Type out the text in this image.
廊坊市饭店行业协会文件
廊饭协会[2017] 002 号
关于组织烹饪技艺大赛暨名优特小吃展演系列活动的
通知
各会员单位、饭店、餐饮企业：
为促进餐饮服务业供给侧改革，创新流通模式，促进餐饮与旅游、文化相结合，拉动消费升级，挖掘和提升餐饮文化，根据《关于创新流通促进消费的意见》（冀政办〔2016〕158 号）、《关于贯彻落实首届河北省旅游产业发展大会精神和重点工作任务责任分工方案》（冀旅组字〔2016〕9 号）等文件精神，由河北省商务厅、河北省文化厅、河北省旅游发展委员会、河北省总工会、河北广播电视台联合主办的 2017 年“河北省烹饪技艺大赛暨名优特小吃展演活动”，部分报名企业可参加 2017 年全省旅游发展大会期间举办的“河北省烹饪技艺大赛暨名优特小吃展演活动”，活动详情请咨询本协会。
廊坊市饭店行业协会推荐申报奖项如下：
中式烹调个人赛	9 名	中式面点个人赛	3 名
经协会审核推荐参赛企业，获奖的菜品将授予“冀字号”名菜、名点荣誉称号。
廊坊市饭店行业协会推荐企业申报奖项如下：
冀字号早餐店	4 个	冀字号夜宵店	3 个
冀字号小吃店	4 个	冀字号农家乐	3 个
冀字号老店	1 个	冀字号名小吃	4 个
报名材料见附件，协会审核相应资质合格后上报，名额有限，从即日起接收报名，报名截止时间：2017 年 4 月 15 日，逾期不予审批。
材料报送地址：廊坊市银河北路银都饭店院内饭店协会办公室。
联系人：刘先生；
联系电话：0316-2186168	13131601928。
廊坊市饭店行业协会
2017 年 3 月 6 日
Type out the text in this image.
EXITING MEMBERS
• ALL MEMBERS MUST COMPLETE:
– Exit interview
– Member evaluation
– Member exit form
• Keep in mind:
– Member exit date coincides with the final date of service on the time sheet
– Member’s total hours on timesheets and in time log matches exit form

**SHORT PROBLEM:** Transcribe every line of the data, exactly as it stands.

**ANSWER TO THIS TASK:**
Type out the text in this image.
廊坊市饭店行业协会文件
廊饭协会[2017] 002 号
关于组织烹饪技艺大赛暨名优特小吃展演系列活动的
通知
各会员单位、饭店、餐饮企业：
为促进餐饮服务业供给侧改革，创新流通模式，促进餐饮与旅游、文化相结合，拉动消费升级，挖掘和提升餐饮文化，根据《关于创新流通促进消费的意见》（冀政办〔2016〕158 号）、《关于贯彻落实首届河北省旅游产业发展大会精神和重点工作任务责任分工方案》（冀旅组字〔2016〕9 号）等文件精神，由河北省商务厅、河北省文化厅、河北省旅游发展委员会、河北省总工会、河北广播电视台联合主办的 2017 年“河北省烹饪技艺大赛暨名优特小吃展演活动”，部分报名企业可参加 2017 年全省旅游发展大会期间举办的“河北省烹饪技艺大赛暨名优特小吃展演活动”，活动详情请咨询本协会。
廊坊市饭店行业协会推荐申报奖项如下：
中式烹调个人赛	9 名	中式面点个人赛	3 名
经协会审核推荐参赛企业，获奖的菜品将授予“冀字号”名菜、名点荣誉称号。
廊坊市饭店行业协会推荐企业申报奖项如下：
冀字号早餐店	4 个	冀字号夜宵店	3 个
冀字号小吃店	4 个	冀字号农家乐	3 个
冀字号老店	1 个	冀字号名小吃	4 个
报名材料见附件，协会审核相应资质合格后上报，名额有限，从即日起接收报名，报名截止时间：2017 年 4 月 15 日，逾期不予审批。
材料报送地址：廊坊市银河北路银都饭店院内饭店协会办公室。
联系人：刘先生；
联系电话：0316-2186168	13131601928。
廊坊市饭店行业协会
2017 年 3 月 6 日
Type out the text in this image.
EXITING MEMBERS
• ALL MEMBERS MUST COMPLETE:
– Exit interview
– Member evaluation
– Member exit form
• Keep in mind:
– Member exit date coincides with the final date of service on the time sheet
– Member’s total hours on timesheets and in time log matches exit form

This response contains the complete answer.